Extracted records
......

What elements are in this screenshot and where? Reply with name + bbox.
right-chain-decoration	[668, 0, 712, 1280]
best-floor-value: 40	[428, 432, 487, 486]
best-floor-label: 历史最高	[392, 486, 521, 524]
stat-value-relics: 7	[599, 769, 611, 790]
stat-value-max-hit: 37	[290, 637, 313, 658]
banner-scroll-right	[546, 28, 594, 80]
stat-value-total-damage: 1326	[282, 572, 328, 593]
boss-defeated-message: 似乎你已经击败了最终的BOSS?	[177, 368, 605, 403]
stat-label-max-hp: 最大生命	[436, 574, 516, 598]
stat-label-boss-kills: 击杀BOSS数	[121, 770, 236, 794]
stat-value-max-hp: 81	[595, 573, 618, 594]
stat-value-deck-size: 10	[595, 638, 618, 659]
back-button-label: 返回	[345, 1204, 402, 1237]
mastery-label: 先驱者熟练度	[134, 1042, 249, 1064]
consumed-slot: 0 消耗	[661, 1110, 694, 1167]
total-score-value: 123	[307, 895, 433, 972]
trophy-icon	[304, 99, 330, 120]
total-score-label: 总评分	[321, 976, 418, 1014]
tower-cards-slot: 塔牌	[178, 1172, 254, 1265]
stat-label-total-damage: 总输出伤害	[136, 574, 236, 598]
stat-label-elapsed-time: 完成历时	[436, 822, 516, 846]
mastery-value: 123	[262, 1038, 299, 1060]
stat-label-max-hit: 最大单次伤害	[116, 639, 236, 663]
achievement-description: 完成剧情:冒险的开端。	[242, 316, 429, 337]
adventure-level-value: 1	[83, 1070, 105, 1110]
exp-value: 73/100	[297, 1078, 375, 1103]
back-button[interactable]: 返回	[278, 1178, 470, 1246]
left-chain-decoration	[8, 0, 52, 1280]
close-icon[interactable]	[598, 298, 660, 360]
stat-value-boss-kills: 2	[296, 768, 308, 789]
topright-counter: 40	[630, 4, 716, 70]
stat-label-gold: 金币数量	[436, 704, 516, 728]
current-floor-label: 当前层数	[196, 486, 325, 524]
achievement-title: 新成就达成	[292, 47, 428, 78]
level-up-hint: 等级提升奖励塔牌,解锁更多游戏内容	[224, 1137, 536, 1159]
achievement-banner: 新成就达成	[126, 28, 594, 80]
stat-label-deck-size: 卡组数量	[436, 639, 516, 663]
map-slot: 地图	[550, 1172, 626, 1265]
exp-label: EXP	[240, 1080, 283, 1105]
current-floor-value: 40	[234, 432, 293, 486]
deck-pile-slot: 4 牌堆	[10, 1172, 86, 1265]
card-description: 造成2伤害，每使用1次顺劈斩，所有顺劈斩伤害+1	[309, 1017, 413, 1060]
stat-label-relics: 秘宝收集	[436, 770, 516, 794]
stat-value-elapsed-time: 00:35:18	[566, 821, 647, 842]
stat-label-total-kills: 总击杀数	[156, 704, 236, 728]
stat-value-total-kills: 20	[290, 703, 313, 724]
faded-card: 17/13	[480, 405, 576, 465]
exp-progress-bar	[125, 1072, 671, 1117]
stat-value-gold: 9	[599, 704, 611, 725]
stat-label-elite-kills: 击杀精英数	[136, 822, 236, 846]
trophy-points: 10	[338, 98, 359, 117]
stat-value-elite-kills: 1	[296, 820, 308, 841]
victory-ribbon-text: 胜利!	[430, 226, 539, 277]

......

Your instructions
Please lay out every line of the listing above as a Markdown table with the columns Row and Line. Number each row and leave out blank lines.

Task answer
| Row | Line |
|---|---|
| 1 | What elements are in this screenshot and where? Reply with name + bbox. |
| 2 | right-chain-decoration	[668, 0, 712, 1280] |
| 3 | best-floor-value: 40	[428, 432, 487, 486] |
| 4 | best-floor-label: 历史最高	[392, 486, 521, 524] |
| 5 | stat-value-relics: 7	[599, 769, 611, 790] |
| 6 | stat-value-max-hit: 37	[290, 637, 313, 658] |
| 7 | banner-scroll-right	[546, 28, 594, 80] |
| 8 | stat-value-total-damage: 1326	[282, 572, 328, 593] |
| 9 | boss-defeated-message: 似乎你已经击败了最终的BOSS?	[177, 368, 605, 403] |
| 10 | stat-label-max-hp: 最大生命	[436, 574, 516, 598] |
| 11 | stat-label-boss-kills: 击杀BOSS数	[121, 770, 236, 794] |
| 12 | stat-value-max-hp: 81	[595, 573, 618, 594] |
| 13 | stat-value-deck-size: 10	[595, 638, 618, 659] |
| 14 | back-button-label: 返回	[345, 1204, 402, 1237] |
| 15 | mastery-label: 先驱者熟练度	[134, 1042, 249, 1064] |
| 16 | consumed-slot: 0 消耗	[661, 1110, 694, 1167] |
| 17 | total-score-value: 123	[307, 895, 433, 972] |
| 18 | trophy-icon	[304, 99, 330, 120] |
| 19 | total-score-label: 总评分	[321, 976, 418, 1014] |
| 20 | tower-cards-slot: 塔牌	[178, 1172, 254, 1265] |
| 21 | stat-label-total-damage: 总输出伤害	[136, 574, 236, 598] |
| 22 | stat-label-elapsed-time: 完成历时	[436, 822, 516, 846] |
| 23 | mastery-value: 123	[262, 1038, 299, 1060] |
| 24 | stat-label-max-hit: 最大单次伤害	[116, 639, 236, 663] |
| 25 | achievement-description: 完成剧情:冒险的开端。	[242, 316, 429, 337] |
| 26 | adventure-level-value: 1	[83, 1070, 105, 1110] |
| 27 | exp-value: 73/100	[297, 1078, 375, 1103] |
| 28 | back-button[interactable]: 返回	[278, 1178, 470, 1246] |
| 29 | left-chain-decoration	[8, 0, 52, 1280] |
| 30 | close-icon[interactable]	[598, 298, 660, 360] |
| 31 | stat-value-boss-kills: 2	[296, 768, 308, 789] |
| 32 | topright-counter: 40	[630, 4, 716, 70] |
| 33 | stat-label-gold: 金币数量	[436, 704, 516, 728] |
| 34 | current-floor-label: 当前层数	[196, 486, 325, 524] |
| 35 | achievement-title: 新成就达成	[292, 47, 428, 78] |
| 36 | level-up-hint: 等级提升奖励塔牌,解锁更多游戏内容	[224, 1137, 536, 1159] |
| 37 | achievement-banner: 新成就达成	[126, 28, 594, 80] |
| 38 | stat-label-deck-size: 卡组数量	[436, 639, 516, 663] |
| 39 | map-slot: 地图	[550, 1172, 626, 1265] |
| 40 | exp-label: EXP	[240, 1080, 283, 1105] |
| 41 | current-floor-value: 40	[234, 432, 293, 486] |
| 42 | deck-pile-slot: 4 牌堆	[10, 1172, 86, 1265] |
| 43 | card-description: 造成2伤害，每使用1次顺劈斩，所有顺劈斩伤害+1	[309, 1017, 413, 1060] |
| 44 | stat-label-relics: 秘宝收集	[436, 770, 516, 794] |
| 45 | stat-value-elapsed-time: 00:35:18	[566, 821, 647, 842] |
| 46 | stat-label-total-kills: 总击杀数	[156, 704, 236, 728] |
| 47 | stat-value-total-kills: 20	[290, 703, 313, 724] |
| 48 | faded-card: 17/13	[480, 405, 576, 465] |
| 49 | exp-progress-bar	[125, 1072, 671, 1117] |
| 50 | stat-value-gold: 9	[599, 704, 611, 725] |
| 51 | stat-label-elite-kills: 击杀精英数	[136, 822, 236, 846] |
| 52 | trophy-points: 10	[338, 98, 359, 117] |
| 53 | stat-value-elite-kills: 1	[296, 820, 308, 841] |
| 54 | victory-ribbon-text: 胜利!	[430, 226, 539, 277] |